Output solely the number of lines containing the string "leads".
* begin *
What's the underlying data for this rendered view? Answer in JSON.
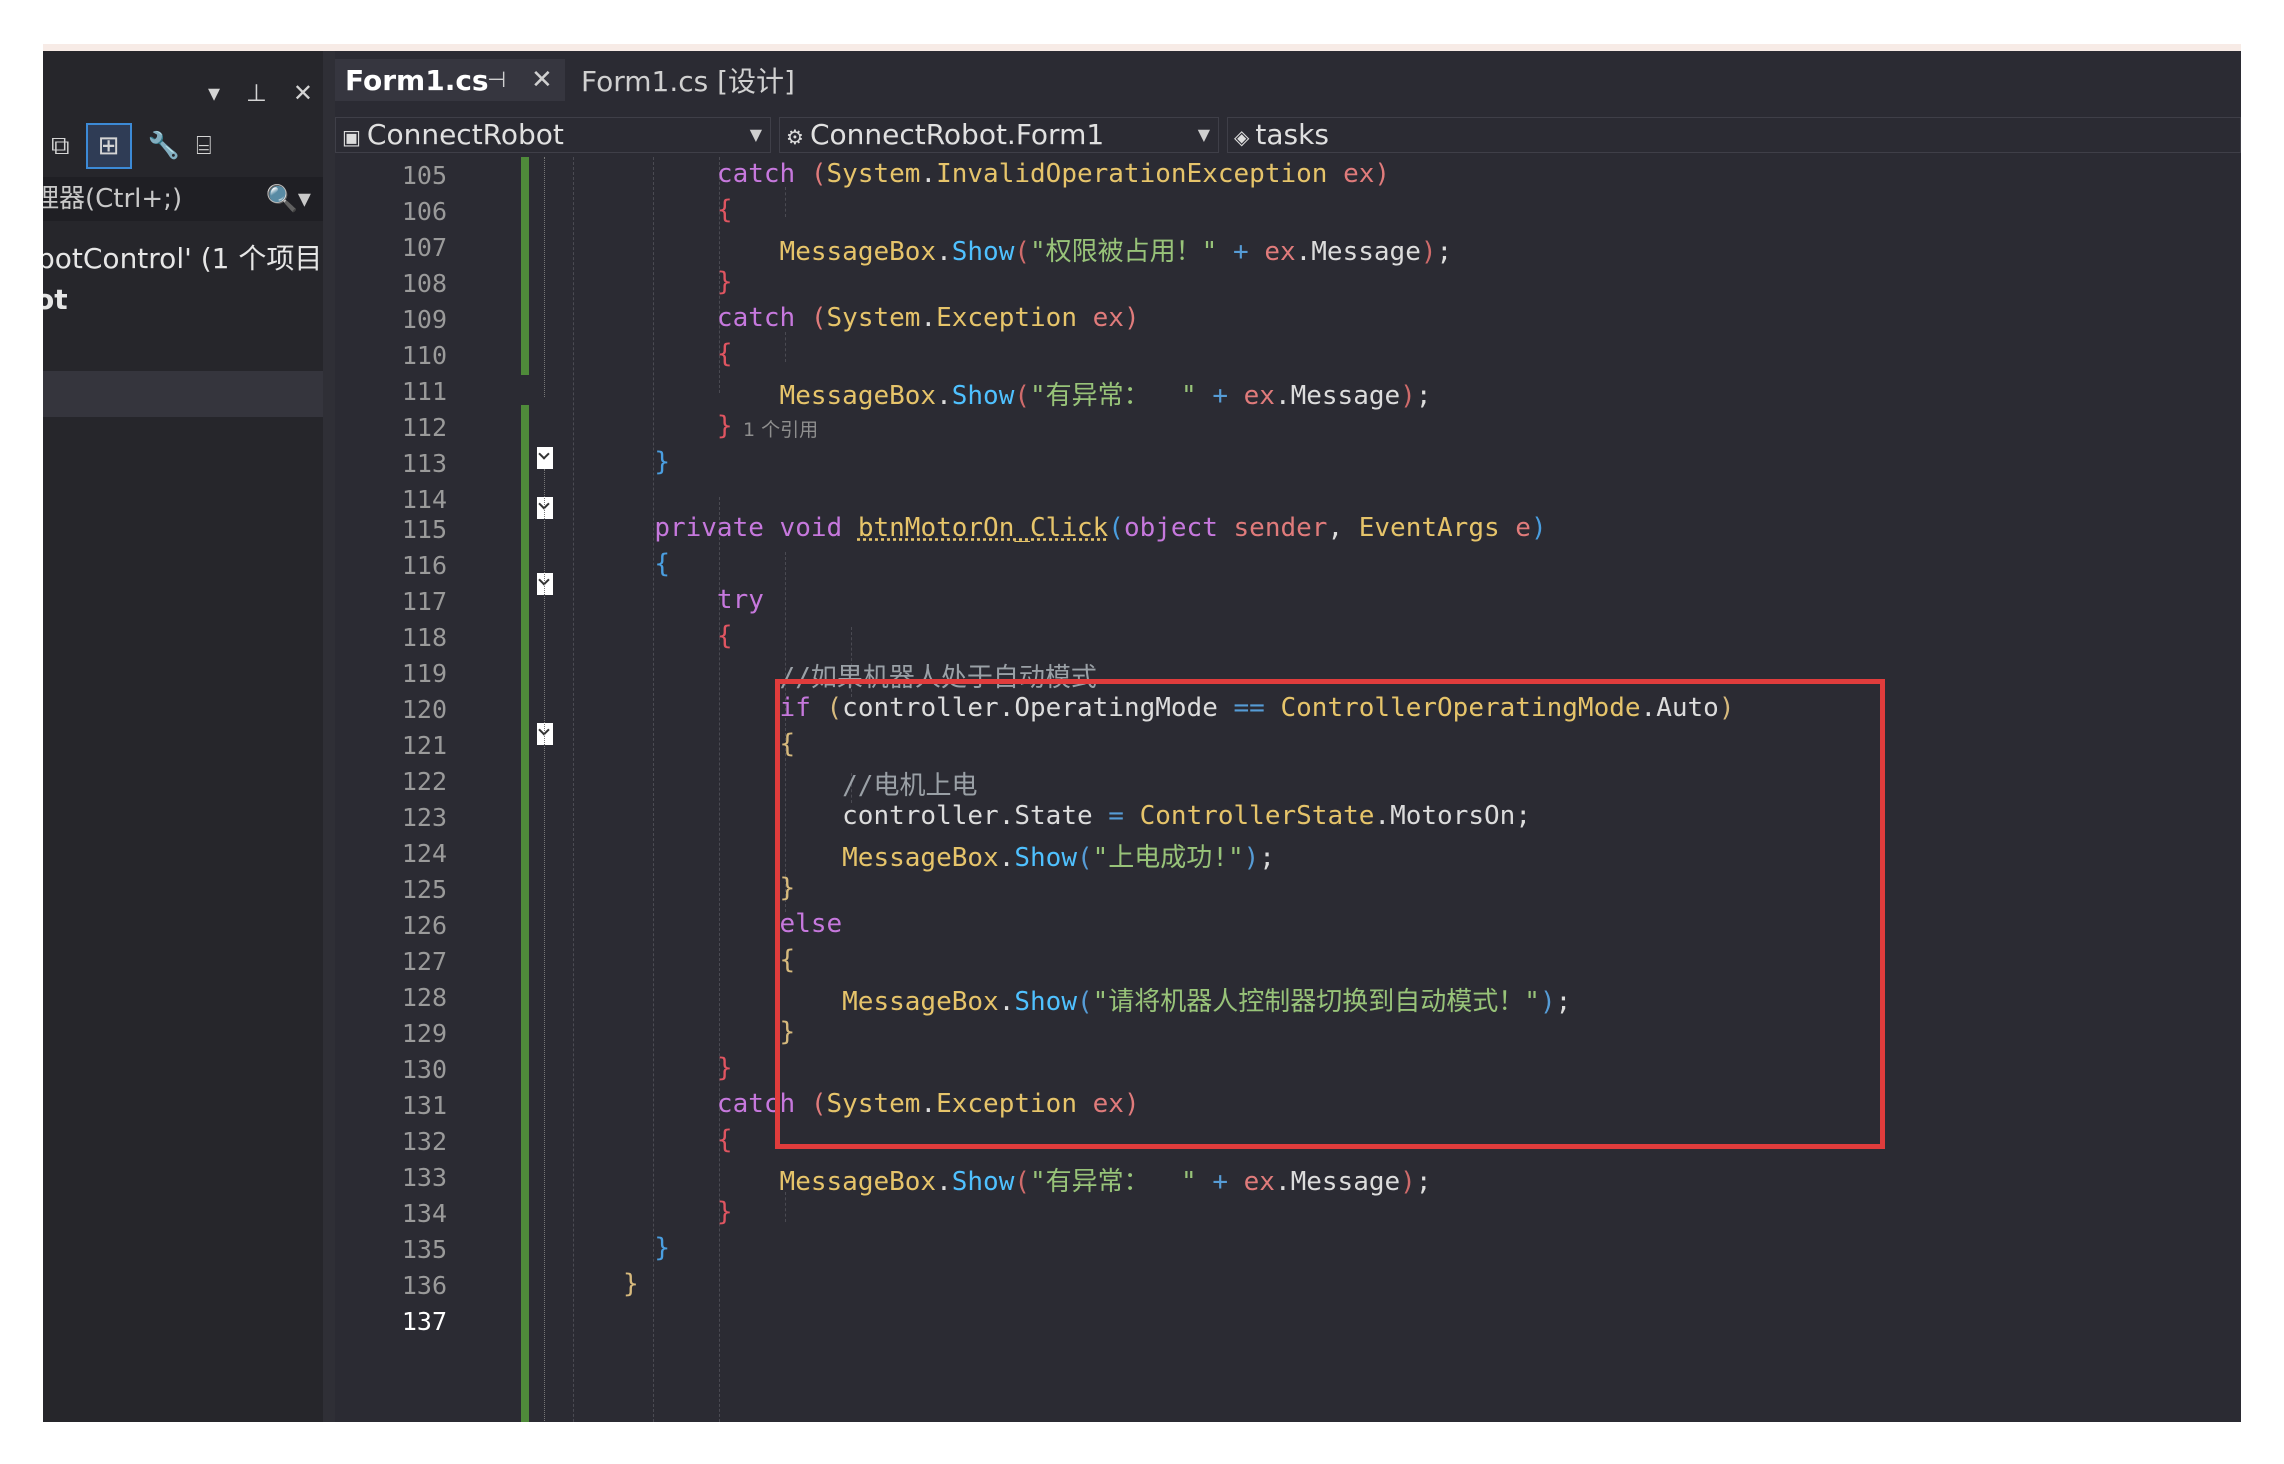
{
  "left_panel": {
    "search_placeholder": "理器(Ctrl+;)",
    "solution_line": "botControl' (1 个项目",
    "project_line": "ot"
  },
  "tabs": [
    {
      "label": "Form1.cs",
      "active": true
    },
    {
      "label": "Form1.cs [设计]",
      "active": false
    }
  ],
  "nav": {
    "project": "ConnectRobot",
    "class": "ConnectRobot.Form1",
    "member": "tasks"
  },
  "editor": {
    "reference_hint": "1 个引用",
    "current_line": "137",
    "line_numbers": [
      "105",
      "106",
      "107",
      "108",
      "109",
      "110",
      "111",
      "112",
      "113",
      "114",
      "115",
      "116",
      "117",
      "118",
      "119",
      "120",
      "121",
      "122",
      "123",
      "124",
      "125",
      "126",
      "127",
      "128",
      "129",
      "130",
      "131",
      "132",
      "133",
      "134",
      "135",
      "136",
      "137"
    ]
  },
  "colors": {
    "background": "#2b2b33",
    "highlight_box": "#e03c3c",
    "change_bar": "#4f8a3a"
  }
}
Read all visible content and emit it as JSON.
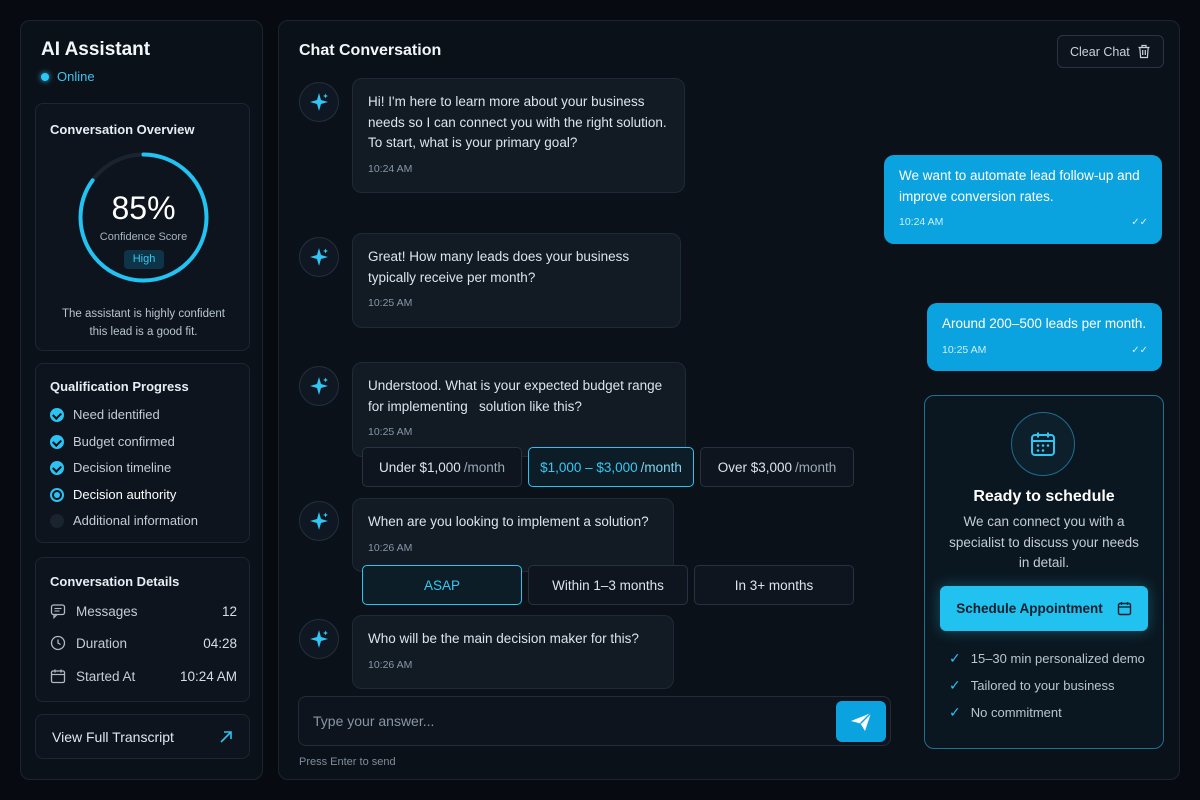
{
  "sidebar": {
    "app_title": "AI Assistant",
    "status": "Online",
    "overview": {
      "title": "Conversation Overview",
      "confidence_pct": "85%",
      "confidence_value": 0.85,
      "confidence_label": "Confidence Score",
      "badge": "High",
      "description": "The assistant is highly confident this lead is a good fit."
    },
    "progress": {
      "title": "Qualification Progress",
      "items": [
        {
          "label": "Need identified",
          "state": "done"
        },
        {
          "label": "Budget confirmed",
          "state": "done"
        },
        {
          "label": "Decision timeline",
          "state": "done"
        },
        {
          "label": "Decision authority",
          "state": "current"
        },
        {
          "label": "Additional information",
          "state": "pending"
        }
      ]
    },
    "details": {
      "title": "Conversation Details",
      "rows": [
        {
          "label": "Messages",
          "value": "12",
          "icon": "message-icon"
        },
        {
          "label": "Duration",
          "value": "04:28",
          "icon": "clock-icon"
        },
        {
          "label": "Started At",
          "value": "10:24 AM",
          "icon": "calendar-icon"
        }
      ]
    },
    "transcript_label": "View Full Transcript"
  },
  "chat": {
    "title": "Chat Conversation",
    "clear_label": "Clear Chat",
    "messages": [
      {
        "from": "bot",
        "text": "Hi! I'm here to learn more about your business needs so I can connect you with the right solution.\nTo start, what is your primary goal?",
        "time": "10:24 AM"
      },
      {
        "from": "user",
        "text": "We want to automate lead follow-up and improve conversion rates.",
        "time": "10:24 AM"
      },
      {
        "from": "bot",
        "text": "Great! How many leads does your business typically receive per month?",
        "time": "10:25 AM"
      },
      {
        "from": "user",
        "text": "Around 200–500 leads per month.",
        "time": "10:25 AM"
      },
      {
        "from": "bot",
        "text": "Understood. What is your expected budget range for implementing   solution like this?",
        "time": "10:25 AM"
      },
      {
        "from": "bot",
        "text": "When are you looking to implement a solution?",
        "time": "10:26 AM"
      },
      {
        "from": "bot",
        "text": "Who will be the main decision maker for this?",
        "time": "10:26 AM"
      }
    ],
    "budget_options": [
      {
        "label": "Under $1,000",
        "unit": "/month"
      },
      {
        "label": "$1,000 – $3,000",
        "unit": "/month"
      },
      {
        "label": "Over $3,000",
        "unit": "/month"
      }
    ],
    "timeline_options": [
      {
        "label": "ASAP"
      },
      {
        "label": "Within 1–3 months"
      },
      {
        "label": "In 3+ months"
      }
    ],
    "input_placeholder": "Type your answer...",
    "hint": "Press Enter to send"
  },
  "schedule": {
    "title": "Ready to schedule",
    "description": "We can connect you with a specialist to discuss your needs in detail.",
    "button_label": "Schedule Appointment",
    "perks": [
      "15–30 min personalized demo",
      "Tailored to your business",
      "No commitment"
    ]
  },
  "colors": {
    "accent": "#21c1f0",
    "background": "#070b11",
    "user_bubble": "#0aa3e0"
  }
}
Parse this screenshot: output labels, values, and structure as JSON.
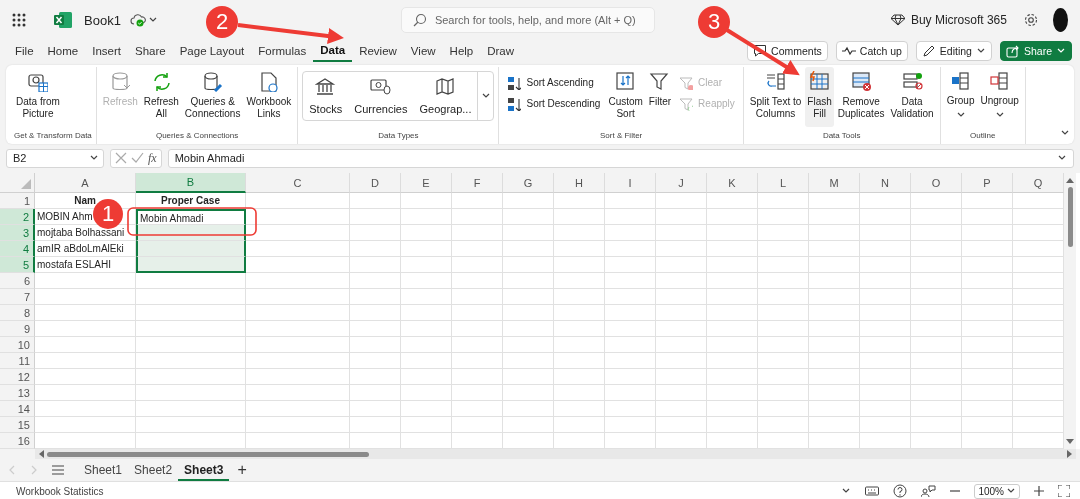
{
  "title_bar": {
    "title": "Book1",
    "search_placeholder": "Search for tools, help, and more (Alt + Q)",
    "buy_label": "Buy Microsoft 365"
  },
  "menu_tabs": [
    {
      "label": "File",
      "selected": false
    },
    {
      "label": "Home",
      "selected": false
    },
    {
      "label": "Insert",
      "selected": false
    },
    {
      "label": "Share",
      "selected": false
    },
    {
      "label": "Page Layout",
      "selected": false
    },
    {
      "label": "Formulas",
      "selected": false
    },
    {
      "label": "Data",
      "selected": true
    },
    {
      "label": "Review",
      "selected": false
    },
    {
      "label": "View",
      "selected": false
    },
    {
      "label": "Help",
      "selected": false
    },
    {
      "label": "Draw",
      "selected": false
    }
  ],
  "actions": [
    {
      "label": "Comments",
      "kind": "plain"
    },
    {
      "label": "Catch up",
      "kind": "plain"
    },
    {
      "label": "Editing",
      "kind": "menu"
    },
    {
      "label": "Share",
      "kind": "primary"
    }
  ],
  "ribbon": {
    "groups": [
      {
        "label": "Get & Transform Data",
        "items": [
          {
            "kind": "large",
            "label": "Data from\nPicture",
            "disabled": false,
            "hovered": false
          }
        ]
      },
      {
        "label": "Queries & Connections",
        "items": [
          {
            "kind": "large",
            "label": "Refresh",
            "disabled": true,
            "hovered": false
          },
          {
            "kind": "large",
            "label": "Refresh\nAll",
            "disabled": false,
            "hovered": false
          },
          {
            "kind": "large",
            "label": "Queries &\nConnections",
            "disabled": false,
            "hovered": false
          },
          {
            "kind": "large",
            "label": "Workbook\nLinks",
            "disabled": false,
            "hovered": false
          }
        ]
      },
      {
        "label": "Data Types",
        "items": [
          {
            "kind": "gallery",
            "label": "Stocks",
            "disabled": false,
            "hovered": false
          },
          {
            "kind": "gallery",
            "label": "Currencies",
            "disabled": false,
            "hovered": false
          },
          {
            "kind": "gallery",
            "label": "Geograp...",
            "disabled": false,
            "hovered": false
          }
        ]
      },
      {
        "label": "Sort & Filter",
        "items": [
          {
            "kind": "small",
            "label": "Sort Ascending",
            "disabled": false,
            "hovered": false
          },
          {
            "kind": "small",
            "label": "Sort Descending",
            "disabled": false,
            "hovered": false
          },
          {
            "kind": "large",
            "label": "Custom\nSort",
            "disabled": false,
            "hovered": false
          },
          {
            "kind": "large",
            "label": "Filter",
            "disabled": false,
            "hovered": false
          },
          {
            "kind": "small",
            "label": "Clear",
            "disabled": true,
            "hovered": false
          },
          {
            "kind": "small",
            "label": "Reapply",
            "disabled": true,
            "hovered": false
          }
        ]
      },
      {
        "label": "Data Tools",
        "items": [
          {
            "kind": "large",
            "label": "Split Text to\nColumns",
            "disabled": false,
            "hovered": false
          },
          {
            "kind": "large",
            "label": "Flash\nFill",
            "disabled": false,
            "hovered": true
          },
          {
            "kind": "large",
            "label": "Remove\nDuplicates",
            "disabled": false,
            "hovered": false
          },
          {
            "kind": "large",
            "label": "Data\nValidation",
            "disabled": false,
            "hovered": false
          }
        ]
      },
      {
        "label": "Outline",
        "items": [
          {
            "kind": "menu",
            "label": "Group",
            "disabled": false,
            "hovered": false
          },
          {
            "kind": "menu",
            "label": "Ungroup",
            "disabled": false,
            "hovered": false
          }
        ]
      }
    ]
  },
  "formula_bar": {
    "name_box": "B2",
    "function_label": "fx",
    "value": "Mobin Ahmadi"
  },
  "sheet": {
    "columns": [
      {
        "label": "A",
        "selected": false
      },
      {
        "label": "B",
        "selected": true
      },
      {
        "label": "C",
        "selected": false
      },
      {
        "label": "D",
        "selected": false
      },
      {
        "label": "E",
        "selected": false
      },
      {
        "label": "F",
        "selected": false
      },
      {
        "label": "G",
        "selected": false
      },
      {
        "label": "H",
        "selected": false
      },
      {
        "label": "I",
        "selected": false
      },
      {
        "label": "J",
        "selected": false
      },
      {
        "label": "K",
        "selected": false
      },
      {
        "label": "L",
        "selected": false
      },
      {
        "label": "M",
        "selected": false
      },
      {
        "label": "N",
        "selected": false
      },
      {
        "label": "O",
        "selected": false
      },
      {
        "label": "P",
        "selected": false
      },
      {
        "label": "Q",
        "selected": false
      }
    ],
    "rows": [
      {
        "label": "1",
        "selected": false,
        "kind": "header",
        "cells": [
          "Nam",
          "Proper Case"
        ]
      },
      {
        "label": "2",
        "selected": true,
        "kind": "data",
        "cells": [
          "MOBIN Ahm",
          "Mobin Ahmadi"
        ]
      },
      {
        "label": "3",
        "selected": true,
        "kind": "data",
        "cells": [
          "mojtaba Bolhassani"
        ]
      },
      {
        "label": "4",
        "selected": true,
        "kind": "data",
        "cells": [
          "amIR aBdoLmAlEki"
        ]
      },
      {
        "label": "5",
        "selected": true,
        "kind": "data",
        "cells": [
          "mostafa ESLAHI"
        ]
      },
      {
        "label": "6",
        "selected": false,
        "kind": "data"
      },
      {
        "label": "7",
        "selected": false,
        "kind": "data"
      },
      {
        "label": "8",
        "selected": false,
        "kind": "data"
      },
      {
        "label": "9",
        "selected": false,
        "kind": "data"
      },
      {
        "label": "10",
        "selected": false,
        "kind": "data"
      },
      {
        "label": "11",
        "selected": false,
        "kind": "data"
      },
      {
        "label": "12",
        "selected": false,
        "kind": "data"
      },
      {
        "label": "13",
        "selected": false,
        "kind": "data"
      },
      {
        "label": "14",
        "selected": false,
        "kind": "data"
      },
      {
        "label": "15",
        "selected": false,
        "kind": "data"
      },
      {
        "label": "16",
        "selected": false,
        "kind": "data"
      }
    ]
  },
  "sheet_tabs": [
    {
      "label": "Sheet1",
      "selected": false
    },
    {
      "label": "Sheet2",
      "selected": false
    },
    {
      "label": "Sheet3",
      "selected": true
    }
  ],
  "add_sheet": "+",
  "status_bar": {
    "label": "Workbook Statistics",
    "zoom": "100%"
  },
  "callouts": [
    {
      "label": "1",
      "kind": "box"
    },
    {
      "label": "2",
      "kind": "arrow"
    },
    {
      "label": "3",
      "kind": "arrow"
    }
  ]
}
* end *
**Written answer**
2